::: Dataset entries

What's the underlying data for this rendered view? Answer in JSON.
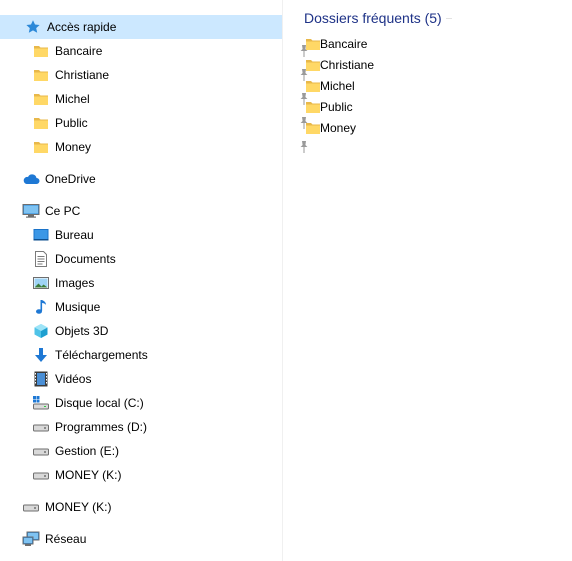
{
  "nav": {
    "quick_access": {
      "label": "Accès rapide",
      "items": [
        {
          "label": "Bancaire",
          "icon": "folder-icon",
          "pinned": true
        },
        {
          "label": "Christiane",
          "icon": "folder-icon",
          "pinned": true
        },
        {
          "label": "Michel",
          "icon": "folder-icon",
          "pinned": true
        },
        {
          "label": "Public",
          "icon": "folder-icon",
          "pinned": true
        },
        {
          "label": "Money",
          "icon": "folder-icon",
          "pinned": true
        }
      ]
    },
    "onedrive": {
      "label": "OneDrive"
    },
    "this_pc": {
      "label": "Ce PC",
      "items": [
        {
          "label": "Bureau",
          "icon": "desktop-icon"
        },
        {
          "label": "Documents",
          "icon": "documents-icon"
        },
        {
          "label": "Images",
          "icon": "pictures-icon"
        },
        {
          "label": "Musique",
          "icon": "music-icon"
        },
        {
          "label": "Objets 3D",
          "icon": "3d-objects-icon"
        },
        {
          "label": "Téléchargements",
          "icon": "downloads-icon"
        },
        {
          "label": "Vidéos",
          "icon": "videos-icon"
        },
        {
          "label": "Disque local (C:)",
          "icon": "system-drive-icon"
        },
        {
          "label": "Programmes (D:)",
          "icon": "drive-icon"
        },
        {
          "label": "Gestion (E:)",
          "icon": "drive-icon"
        },
        {
          "label": "MONEY (K:)",
          "icon": "drive-icon"
        }
      ]
    },
    "removable": {
      "label": "MONEY (K:)"
    },
    "network": {
      "label": "Réseau"
    }
  },
  "main": {
    "group_title": "Dossiers fréquents (5)",
    "folders": [
      "Bancaire",
      "Christiane",
      "Michel",
      "Public",
      "Money"
    ]
  },
  "colors": {
    "selection": "#cce8ff",
    "group_title": "#1e3287",
    "folder": "#ffd866"
  }
}
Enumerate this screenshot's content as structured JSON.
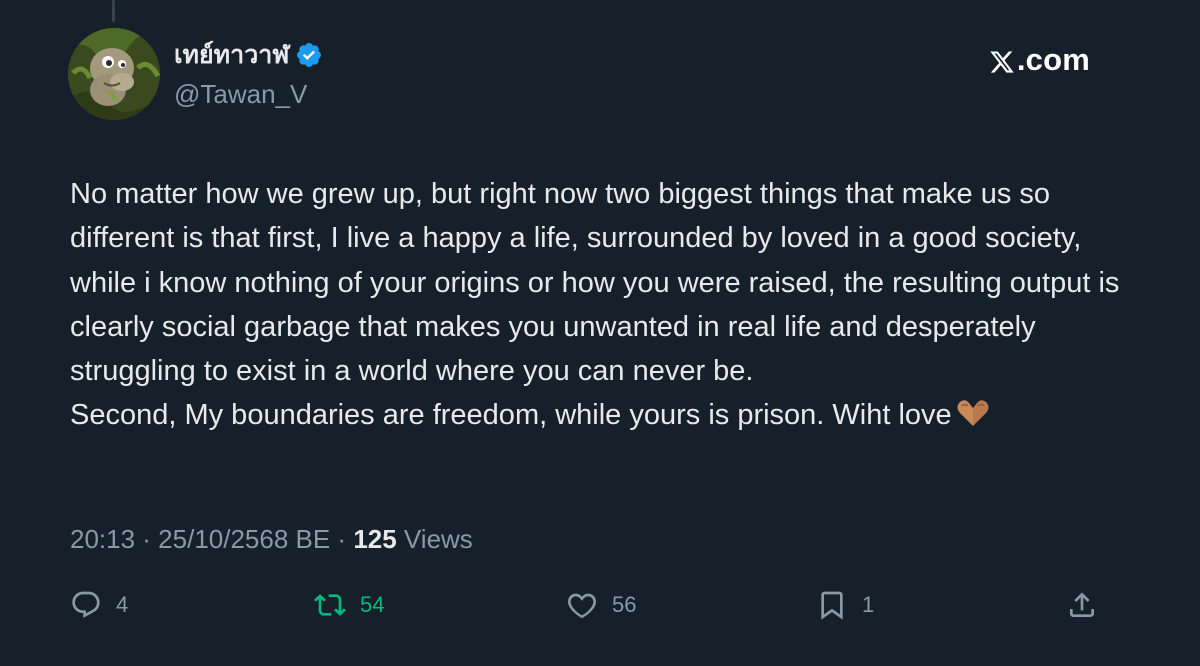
{
  "tweet": {
    "display_name": "เทย์ทาวาฬ",
    "handle": "@Tawan_V",
    "brand": ".com",
    "body": "No matter how we grew up, but right now two biggest things that make us so different is that first, I live a happy a life, surrounded by loved in a good society, while i know nothing of your origins or how you were raised, the resulting output is clearly social garbage that makes you unwanted in real life and desperately struggling to exist in a world where you can never be.\nSecond, My boundaries are freedom, while yours is prison. Wiht love",
    "emoji": "heart-hands-emoji",
    "timestamp": "20:13 · 25/10/2568 BE · ",
    "views_count": "125",
    "views_label": " Views",
    "replies": "4",
    "retweets": "54",
    "likes": "56",
    "bookmarks": "1"
  },
  "colors": {
    "background": "#15202b",
    "text": "#e7e9ea",
    "muted": "#8b98a5",
    "verified": "#1d9bf0",
    "retweet": "#00ba7c"
  },
  "icons": [
    "verified-badge-icon",
    "x-logo-icon",
    "reply-icon",
    "retweet-icon",
    "like-icon",
    "bookmark-icon",
    "share-icon"
  ]
}
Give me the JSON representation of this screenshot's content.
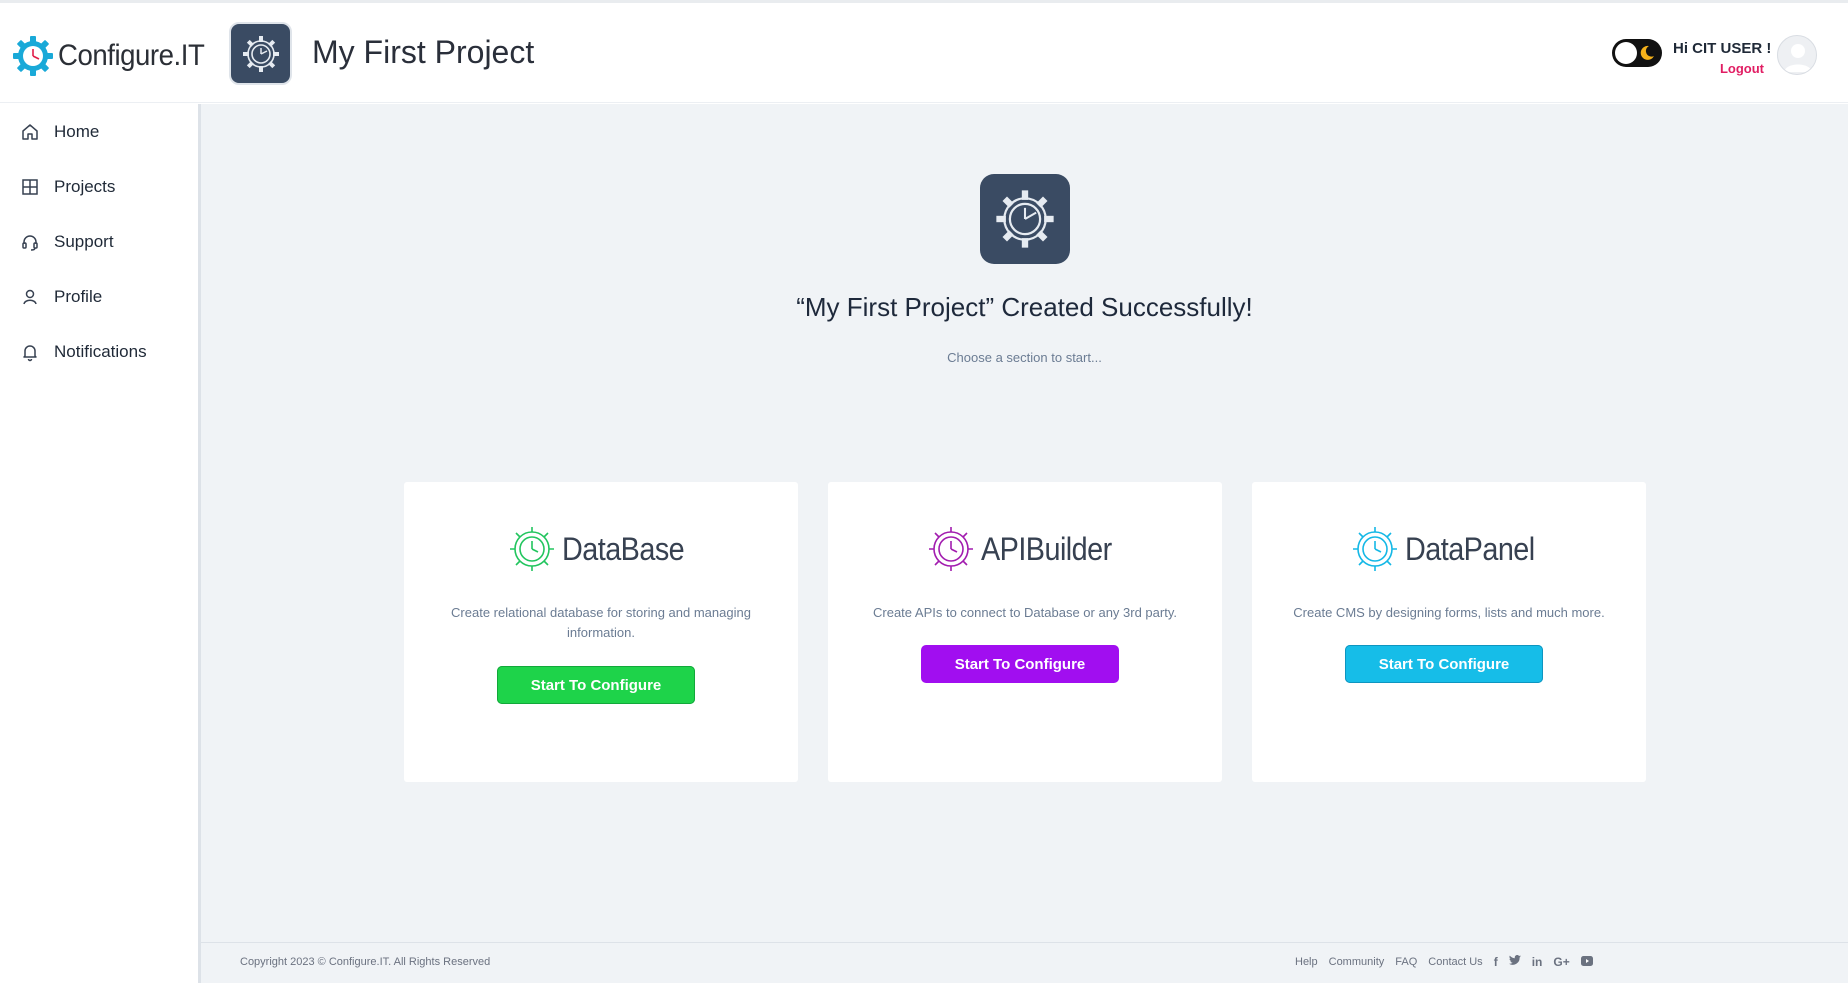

::::::

## Work to do
Quote all of the entries word for word, omitting any pictures.

## Result of this task
What's the underlying data for this rendered view? Answer in JSON.
{
  "nav": {
    "quick_access": {
      "label": "Accès rapide",
      "items": [
        {
          "label": "Bancaire",
          "icon": "folder-icon",
          "pinned": true
        },
        {
          "label": "Christiane",
          "icon": "folder-icon",
          "pinned": true
        },
        {
          "label": "Michel",
          "icon": "folder-icon",
          "pinned": true
        },
        {
          "label": "Public",
          "icon": "folder-icon",
          "pinned": true
        },
        {
          "label": "Money",
          "icon": "folder-icon",
          "pinned": true
        }
      ]
    },
    "onedrive": {
      "label": "OneDrive"
    },
    "this_pc": {
      "label": "Ce PC",
      "items": [
        {
          "label": "Bureau",
          "icon": "desktop-icon"
        },
        {
          "label": "Documents",
          "icon": "documents-icon"
        },
        {
          "label": "Images",
          "icon": "pictures-icon"
        },
        {
          "label": "Musique",
          "icon": "music-icon"
        },
        {
          "label": "Objets 3D",
          "icon": "3d-objects-icon"
        },
        {
          "label": "Téléchargements",
          "icon": "downloads-icon"
        },
        {
          "label": "Vidéos",
          "icon": "videos-icon"
        },
        {
          "label": "Disque local (C:)",
          "icon": "system-drive-icon"
        },
        {
          "label": "Programmes (D:)",
          "icon": "drive-icon"
        },
        {
          "label": "Gestion (E:)",
          "icon": "drive-icon"
        },
        {
          "label": "MONEY (K:)",
          "icon": "drive-icon"
        }
      ]
    },
    "removable": {
      "label": "MONEY (K:)"
    },
    "network": {
      "label": "Réseau"
    }
  },
  "main": {
    "group_title": "Dossiers fréquents (5)",
    "folders": [
      "Bancaire",
      "Christiane",
      "Michel",
      "Public",
      "Money"
    ]
  },
  "colors": {
    "selection": "#cce8ff",
    "group_title": "#1e3287",
    "folder": "#ffd866"
  }
}
Enumerate this screenshot's content as structured JSON.
{
  "tweet": {
    "display_name": "เทย์ทาวาฬ",
    "handle": "@Tawan_V",
    "brand": ".com",
    "body": "No matter how we grew up, but right now two biggest things that make us so different is that first, I live a happy a life, surrounded by loved in a good society, while i know nothing of your origins or how you were raised, the resulting output is clearly social garbage that makes you unwanted in real life and desperately struggling to exist in a world where you can never be.\nSecond, My boundaries are freedom, while yours is prison. Wiht love",
    "emoji": "heart-hands-emoji",
    "timestamp": "20:13 · 25/10/2568 BE · ",
    "views_count": "125",
    "views_label": " Views",
    "replies": "4",
    "retweets": "54",
    "likes": "56",
    "bookmarks": "1"
  },
  "colors": {
    "background": "#15202b",
    "text": "#e7e9ea",
    "muted": "#8b98a5",
    "verified": "#1d9bf0",
    "retweet": "#00ba7c"
  },
  "icons": [
    "verified-badge-icon",
    "x-logo-icon",
    "reply-icon",
    "retweet-icon",
    "like-icon",
    "bookmark-icon",
    "share-icon"
  ]
}
Give me the JSON representation of this screenshot's content.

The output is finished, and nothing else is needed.